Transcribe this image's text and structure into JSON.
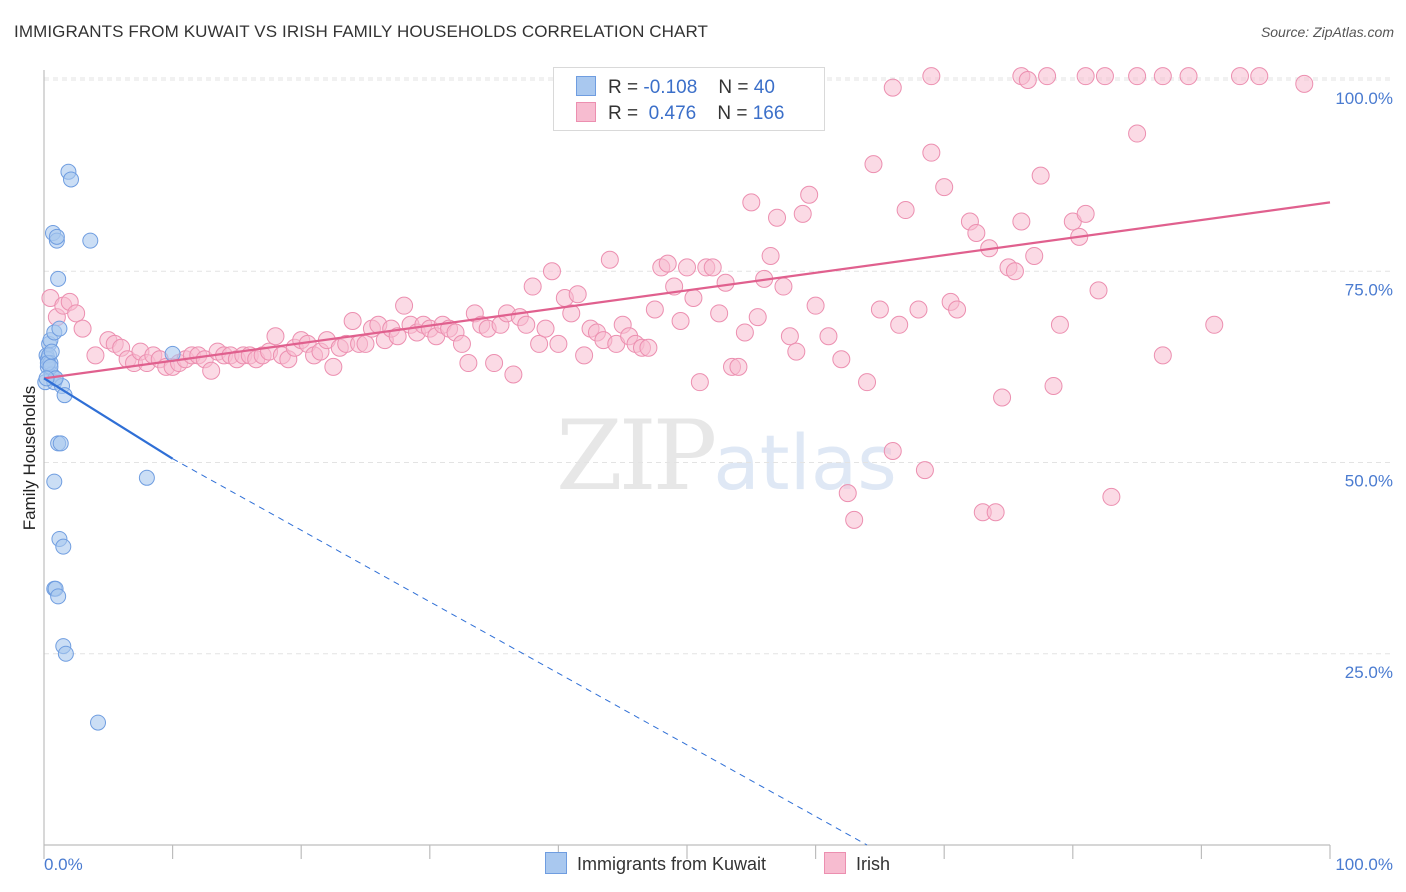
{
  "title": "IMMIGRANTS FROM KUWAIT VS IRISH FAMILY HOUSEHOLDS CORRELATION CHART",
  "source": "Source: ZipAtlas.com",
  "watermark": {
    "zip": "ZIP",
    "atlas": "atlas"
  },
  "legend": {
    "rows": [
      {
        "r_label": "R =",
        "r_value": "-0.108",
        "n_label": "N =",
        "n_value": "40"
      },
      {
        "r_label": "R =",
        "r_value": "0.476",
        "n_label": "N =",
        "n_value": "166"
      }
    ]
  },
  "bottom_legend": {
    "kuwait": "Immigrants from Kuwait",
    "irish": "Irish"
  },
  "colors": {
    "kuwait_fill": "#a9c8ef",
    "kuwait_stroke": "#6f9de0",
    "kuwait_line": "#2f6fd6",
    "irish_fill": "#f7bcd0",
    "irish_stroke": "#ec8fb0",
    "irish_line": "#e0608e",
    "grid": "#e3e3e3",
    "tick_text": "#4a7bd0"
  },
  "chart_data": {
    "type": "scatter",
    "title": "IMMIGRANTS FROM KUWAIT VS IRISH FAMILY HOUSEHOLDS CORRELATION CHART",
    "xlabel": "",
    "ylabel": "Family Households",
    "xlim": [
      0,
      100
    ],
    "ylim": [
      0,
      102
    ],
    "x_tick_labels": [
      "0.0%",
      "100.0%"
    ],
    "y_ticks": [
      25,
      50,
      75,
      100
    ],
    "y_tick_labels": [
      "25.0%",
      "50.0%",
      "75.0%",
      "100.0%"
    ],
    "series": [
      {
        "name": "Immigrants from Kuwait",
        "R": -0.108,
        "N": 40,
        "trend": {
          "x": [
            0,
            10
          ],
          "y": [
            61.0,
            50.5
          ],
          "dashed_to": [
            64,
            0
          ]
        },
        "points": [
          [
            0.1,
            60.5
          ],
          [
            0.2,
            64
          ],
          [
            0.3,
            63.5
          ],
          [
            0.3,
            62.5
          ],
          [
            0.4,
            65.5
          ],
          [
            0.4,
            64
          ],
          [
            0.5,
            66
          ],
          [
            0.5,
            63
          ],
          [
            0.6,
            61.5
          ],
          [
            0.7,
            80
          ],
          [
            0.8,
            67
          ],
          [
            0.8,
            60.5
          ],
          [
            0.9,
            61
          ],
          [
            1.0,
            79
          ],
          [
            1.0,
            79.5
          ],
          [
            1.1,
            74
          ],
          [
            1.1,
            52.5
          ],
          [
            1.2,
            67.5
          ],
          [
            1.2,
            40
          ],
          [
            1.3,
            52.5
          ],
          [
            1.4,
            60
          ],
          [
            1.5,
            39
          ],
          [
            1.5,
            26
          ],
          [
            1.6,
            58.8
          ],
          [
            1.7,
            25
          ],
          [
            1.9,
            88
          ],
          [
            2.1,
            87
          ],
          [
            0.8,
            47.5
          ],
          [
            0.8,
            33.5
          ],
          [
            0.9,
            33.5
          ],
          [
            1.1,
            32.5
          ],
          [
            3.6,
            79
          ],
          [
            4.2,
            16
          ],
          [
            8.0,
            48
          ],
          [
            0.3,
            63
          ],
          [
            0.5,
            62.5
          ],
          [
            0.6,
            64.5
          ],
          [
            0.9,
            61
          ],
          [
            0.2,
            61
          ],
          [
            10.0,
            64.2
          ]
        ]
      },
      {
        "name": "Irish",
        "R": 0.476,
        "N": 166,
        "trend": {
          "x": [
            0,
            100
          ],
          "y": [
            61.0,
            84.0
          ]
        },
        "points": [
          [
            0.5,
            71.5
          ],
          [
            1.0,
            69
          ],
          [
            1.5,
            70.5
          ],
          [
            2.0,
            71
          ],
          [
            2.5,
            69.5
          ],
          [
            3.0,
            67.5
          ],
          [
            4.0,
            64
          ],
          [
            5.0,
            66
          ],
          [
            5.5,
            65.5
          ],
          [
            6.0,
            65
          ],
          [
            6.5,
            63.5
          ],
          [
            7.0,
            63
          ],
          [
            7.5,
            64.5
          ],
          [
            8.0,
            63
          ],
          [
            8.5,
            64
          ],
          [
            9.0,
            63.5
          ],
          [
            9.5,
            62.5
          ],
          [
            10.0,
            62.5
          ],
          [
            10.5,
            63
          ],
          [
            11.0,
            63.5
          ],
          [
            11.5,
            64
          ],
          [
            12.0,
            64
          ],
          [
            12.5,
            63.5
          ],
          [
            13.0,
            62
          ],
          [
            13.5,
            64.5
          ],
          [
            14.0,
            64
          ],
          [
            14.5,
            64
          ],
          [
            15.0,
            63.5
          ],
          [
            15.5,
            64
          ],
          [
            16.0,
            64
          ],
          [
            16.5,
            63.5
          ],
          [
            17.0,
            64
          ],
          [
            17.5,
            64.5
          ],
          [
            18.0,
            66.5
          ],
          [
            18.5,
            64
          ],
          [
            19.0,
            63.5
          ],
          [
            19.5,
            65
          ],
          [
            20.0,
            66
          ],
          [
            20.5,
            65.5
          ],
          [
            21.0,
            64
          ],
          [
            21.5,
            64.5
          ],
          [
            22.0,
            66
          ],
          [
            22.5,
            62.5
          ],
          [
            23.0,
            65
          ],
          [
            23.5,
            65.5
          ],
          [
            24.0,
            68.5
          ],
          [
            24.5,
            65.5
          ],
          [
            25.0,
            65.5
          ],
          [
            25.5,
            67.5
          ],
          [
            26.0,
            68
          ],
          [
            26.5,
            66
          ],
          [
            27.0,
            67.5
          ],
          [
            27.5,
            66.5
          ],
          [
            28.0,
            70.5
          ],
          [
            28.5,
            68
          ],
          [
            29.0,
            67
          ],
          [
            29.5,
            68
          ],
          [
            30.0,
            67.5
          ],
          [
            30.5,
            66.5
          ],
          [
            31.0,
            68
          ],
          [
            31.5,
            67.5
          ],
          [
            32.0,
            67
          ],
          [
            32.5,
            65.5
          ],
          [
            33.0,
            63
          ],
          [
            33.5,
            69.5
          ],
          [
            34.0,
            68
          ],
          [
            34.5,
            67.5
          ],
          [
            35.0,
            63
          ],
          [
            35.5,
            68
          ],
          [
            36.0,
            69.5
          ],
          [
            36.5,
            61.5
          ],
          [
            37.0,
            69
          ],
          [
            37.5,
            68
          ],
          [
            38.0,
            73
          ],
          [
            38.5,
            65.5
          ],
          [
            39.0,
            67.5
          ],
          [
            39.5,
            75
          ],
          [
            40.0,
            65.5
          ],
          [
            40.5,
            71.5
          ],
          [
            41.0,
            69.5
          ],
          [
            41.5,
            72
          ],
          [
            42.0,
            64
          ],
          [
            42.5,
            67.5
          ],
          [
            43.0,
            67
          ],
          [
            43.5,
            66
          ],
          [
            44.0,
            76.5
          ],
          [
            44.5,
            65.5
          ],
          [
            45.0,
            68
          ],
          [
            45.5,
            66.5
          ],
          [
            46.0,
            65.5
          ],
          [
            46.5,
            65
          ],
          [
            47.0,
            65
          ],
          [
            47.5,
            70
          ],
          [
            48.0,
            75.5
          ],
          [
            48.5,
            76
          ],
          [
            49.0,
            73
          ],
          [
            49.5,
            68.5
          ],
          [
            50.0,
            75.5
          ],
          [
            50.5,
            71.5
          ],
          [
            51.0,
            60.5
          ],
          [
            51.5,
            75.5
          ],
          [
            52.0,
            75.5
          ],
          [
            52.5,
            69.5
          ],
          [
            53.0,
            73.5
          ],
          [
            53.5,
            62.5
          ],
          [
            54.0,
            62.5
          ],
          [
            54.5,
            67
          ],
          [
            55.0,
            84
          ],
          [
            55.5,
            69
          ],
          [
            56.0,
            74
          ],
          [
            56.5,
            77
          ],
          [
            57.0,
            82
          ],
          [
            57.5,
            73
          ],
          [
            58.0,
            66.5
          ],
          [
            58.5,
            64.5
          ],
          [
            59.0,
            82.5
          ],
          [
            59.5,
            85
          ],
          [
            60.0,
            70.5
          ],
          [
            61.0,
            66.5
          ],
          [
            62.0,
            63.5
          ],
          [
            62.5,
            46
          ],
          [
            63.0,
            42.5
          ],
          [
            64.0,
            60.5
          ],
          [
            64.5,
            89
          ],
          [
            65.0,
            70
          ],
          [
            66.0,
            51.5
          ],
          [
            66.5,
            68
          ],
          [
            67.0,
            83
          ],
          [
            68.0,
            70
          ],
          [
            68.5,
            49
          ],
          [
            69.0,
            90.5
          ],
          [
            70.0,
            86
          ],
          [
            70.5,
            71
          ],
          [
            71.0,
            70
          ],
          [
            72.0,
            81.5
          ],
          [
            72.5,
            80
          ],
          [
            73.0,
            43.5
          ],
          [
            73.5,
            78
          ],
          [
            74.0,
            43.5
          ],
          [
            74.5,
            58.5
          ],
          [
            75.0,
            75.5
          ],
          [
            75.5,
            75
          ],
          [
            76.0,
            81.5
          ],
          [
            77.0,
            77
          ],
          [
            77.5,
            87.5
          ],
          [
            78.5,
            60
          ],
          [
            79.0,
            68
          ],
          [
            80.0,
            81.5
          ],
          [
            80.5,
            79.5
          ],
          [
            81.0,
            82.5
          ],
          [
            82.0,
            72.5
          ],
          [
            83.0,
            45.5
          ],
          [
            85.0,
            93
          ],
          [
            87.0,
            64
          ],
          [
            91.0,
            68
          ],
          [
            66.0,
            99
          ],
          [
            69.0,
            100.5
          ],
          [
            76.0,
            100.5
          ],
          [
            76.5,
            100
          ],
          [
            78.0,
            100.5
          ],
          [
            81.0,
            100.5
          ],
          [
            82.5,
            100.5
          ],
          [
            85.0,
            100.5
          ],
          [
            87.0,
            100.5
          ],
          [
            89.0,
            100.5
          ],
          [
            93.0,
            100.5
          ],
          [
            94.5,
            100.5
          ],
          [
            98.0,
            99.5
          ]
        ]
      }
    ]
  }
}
::::::::::
_Short exercise_
Scan the listing above and identify each line holding the string "CORRELATION"; copy every such line.

_Answer to the exercise_
  "title": "IMMIGRANTS FROM KUWAIT VS IRISH FAMILY HOUSEHOLDS CORRELATION CHART",
    "title": "IMMIGRANTS FROM KUWAIT VS IRISH FAMILY HOUSEHOLDS CORRELATION CHART",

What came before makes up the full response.